§ **SHORT EXERCISE**
Every line of the material below must be repeated exactly.

■ ■ ■ ■ ■ ■ ■

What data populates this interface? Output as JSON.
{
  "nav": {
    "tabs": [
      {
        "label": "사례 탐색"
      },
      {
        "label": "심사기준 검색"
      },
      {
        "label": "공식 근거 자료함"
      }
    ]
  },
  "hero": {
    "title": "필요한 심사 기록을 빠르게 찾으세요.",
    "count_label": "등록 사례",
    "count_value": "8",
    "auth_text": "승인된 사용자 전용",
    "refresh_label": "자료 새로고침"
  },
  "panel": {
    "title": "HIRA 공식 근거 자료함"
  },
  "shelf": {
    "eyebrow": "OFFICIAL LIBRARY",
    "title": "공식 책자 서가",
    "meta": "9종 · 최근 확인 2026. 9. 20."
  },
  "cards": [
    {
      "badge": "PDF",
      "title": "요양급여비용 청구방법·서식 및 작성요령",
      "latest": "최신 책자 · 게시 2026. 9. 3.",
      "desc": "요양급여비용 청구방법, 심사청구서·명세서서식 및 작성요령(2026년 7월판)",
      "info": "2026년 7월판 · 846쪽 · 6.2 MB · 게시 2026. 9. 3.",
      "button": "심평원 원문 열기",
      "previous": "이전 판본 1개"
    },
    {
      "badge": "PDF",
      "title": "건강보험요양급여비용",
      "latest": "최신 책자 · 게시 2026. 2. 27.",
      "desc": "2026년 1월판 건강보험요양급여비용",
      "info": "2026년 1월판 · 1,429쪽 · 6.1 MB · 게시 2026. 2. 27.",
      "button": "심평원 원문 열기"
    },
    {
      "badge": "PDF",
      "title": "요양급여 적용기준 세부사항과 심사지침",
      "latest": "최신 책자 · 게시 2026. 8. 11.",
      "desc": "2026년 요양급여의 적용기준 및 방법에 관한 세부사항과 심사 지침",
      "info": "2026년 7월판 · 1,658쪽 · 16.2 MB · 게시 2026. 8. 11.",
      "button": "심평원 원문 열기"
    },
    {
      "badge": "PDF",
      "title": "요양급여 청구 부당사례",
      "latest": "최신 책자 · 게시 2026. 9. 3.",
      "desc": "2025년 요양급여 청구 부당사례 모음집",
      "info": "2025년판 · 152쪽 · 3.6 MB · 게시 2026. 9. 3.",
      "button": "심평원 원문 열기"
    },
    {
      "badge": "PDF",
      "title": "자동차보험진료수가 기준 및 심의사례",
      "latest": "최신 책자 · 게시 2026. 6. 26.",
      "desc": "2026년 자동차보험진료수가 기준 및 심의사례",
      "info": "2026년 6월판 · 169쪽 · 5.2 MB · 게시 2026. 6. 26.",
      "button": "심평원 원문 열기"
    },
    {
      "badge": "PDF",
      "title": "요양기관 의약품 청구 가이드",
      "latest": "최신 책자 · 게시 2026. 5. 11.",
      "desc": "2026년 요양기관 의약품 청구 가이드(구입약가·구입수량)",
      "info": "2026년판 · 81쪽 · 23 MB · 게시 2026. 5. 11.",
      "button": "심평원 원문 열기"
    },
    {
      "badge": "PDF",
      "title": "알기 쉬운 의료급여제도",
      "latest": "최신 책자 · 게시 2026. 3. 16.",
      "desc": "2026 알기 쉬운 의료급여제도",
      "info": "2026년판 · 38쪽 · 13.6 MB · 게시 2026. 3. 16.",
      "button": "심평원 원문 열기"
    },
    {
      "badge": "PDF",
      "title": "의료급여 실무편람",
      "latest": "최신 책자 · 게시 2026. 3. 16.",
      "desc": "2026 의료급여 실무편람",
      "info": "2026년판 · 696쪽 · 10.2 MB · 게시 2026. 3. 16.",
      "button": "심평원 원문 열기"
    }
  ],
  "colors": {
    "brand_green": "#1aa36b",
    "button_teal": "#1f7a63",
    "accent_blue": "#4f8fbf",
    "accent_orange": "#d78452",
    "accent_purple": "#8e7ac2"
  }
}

■ ■ ■ ■ ■ ■ ■

§ **WORKED SOLUTION**
What data populates this interface? Output as JSON.
{
  "nav": {
    "tabs": [
      {
        "label": "사례 탐색"
      },
      {
        "label": "심사기준 검색"
      },
      {
        "label": "공식 근거 자료함"
      }
    ]
  },
  "hero": {
    "title": "필요한 심사 기록을 빠르게 찾으세요.",
    "count_label": "등록 사례",
    "count_value": "8",
    "auth_text": "승인된 사용자 전용",
    "refresh_label": "자료 새로고침"
  },
  "panel": {
    "title": "HIRA 공식 근거 자료함"
  },
  "shelf": {
    "eyebrow": "OFFICIAL LIBRARY",
    "title": "공식 책자 서가",
    "meta": "9종 · 최근 확인 2026. 9. 20."
  },
  "cards": [
    {
      "badge": "PDF",
      "title": "요양급여비용 청구방법·서식 및 작성요령",
      "latest": "최신 책자 · 게시 2026. 9. 3.",
      "desc": "요양급여비용 청구방법, 심사청구서·명세서서식 및 작성요령(2026년 7월판)",
      "info": "2026년 7월판 · 846쪽 · 6.2 MB · 게시 2026. 9. 3.",
      "button": "심평원 원문 열기",
      "previous": "이전 판본 1개"
    },
    {
      "badge": "PDF",
      "title": "건강보험요양급여비용",
      "latest": "최신 책자 · 게시 2026. 2. 27.",
      "desc": "2026년 1월판 건강보험요양급여비용",
      "info": "2026년 1월판 · 1,429쪽 · 6.1 MB · 게시 2026. 2. 27.",
      "button": "심평원 원문 열기"
    },
    {
      "badge": "PDF",
      "title": "요양급여 적용기준 세부사항과 심사지침",
      "latest": "최신 책자 · 게시 2026. 8. 11.",
      "desc": "2026년 요양급여의 적용기준 및 방법에 관한 세부사항과 심사 지침",
      "info": "2026년 7월판 · 1,658쪽 · 16.2 MB · 게시 2026. 8. 11.",
      "button": "심평원 원문 열기"
    },
    {
      "badge": "PDF",
      "title": "요양급여 청구 부당사례",
      "latest": "최신 책자 · 게시 2026. 9. 3.",
      "desc": "2025년 요양급여 청구 부당사례 모음집",
      "info": "2025년판 · 152쪽 · 3.6 MB · 게시 2026. 9. 3.",
      "button": "심평원 원문 열기"
    },
    {
      "badge": "PDF",
      "title": "자동차보험진료수가 기준 및 심의사례",
      "latest": "최신 책자 · 게시 2026. 6. 26.",
      "desc": "2026년 자동차보험진료수가 기준 및 심의사례",
      "info": "2026년 6월판 · 169쪽 · 5.2 MB · 게시 2026. 6. 26.",
      "button": "심평원 원문 열기"
    },
    {
      "badge": "PDF",
      "title": "요양기관 의약품 청구 가이드",
      "latest": "최신 책자 · 게시 2026. 5. 11.",
      "desc": "2026년 요양기관 의약품 청구 가이드(구입약가·구입수량)",
      "info": "2026년판 · 81쪽 · 23 MB · 게시 2026. 5. 11.",
      "button": "심평원 원문 열기"
    },
    {
      "badge": "PDF",
      "title": "알기 쉬운 의료급여제도",
      "latest": "최신 책자 · 게시 2026. 3. 16.",
      "desc": "2026 알기 쉬운 의료급여제도",
      "info": "2026년판 · 38쪽 · 13.6 MB · 게시 2026. 3. 16.",
      "button": "심평원 원문 열기"
    },
    {
      "badge": "PDF",
      "title": "의료급여 실무편람",
      "latest": "최신 책자 · 게시 2026. 3. 16.",
      "desc": "2026 의료급여 실무편람",
      "info": "2026년판 · 696쪽 · 10.2 MB · 게시 2026. 3. 16.",
      "button": "심평원 원문 열기"
    }
  ],
  "colors": {
    "brand_green": "#1aa36b",
    "button_teal": "#1f7a63",
    "accent_blue": "#4f8fbf",
    "accent_orange": "#d78452",
    "accent_purple": "#8e7ac2"
  }
}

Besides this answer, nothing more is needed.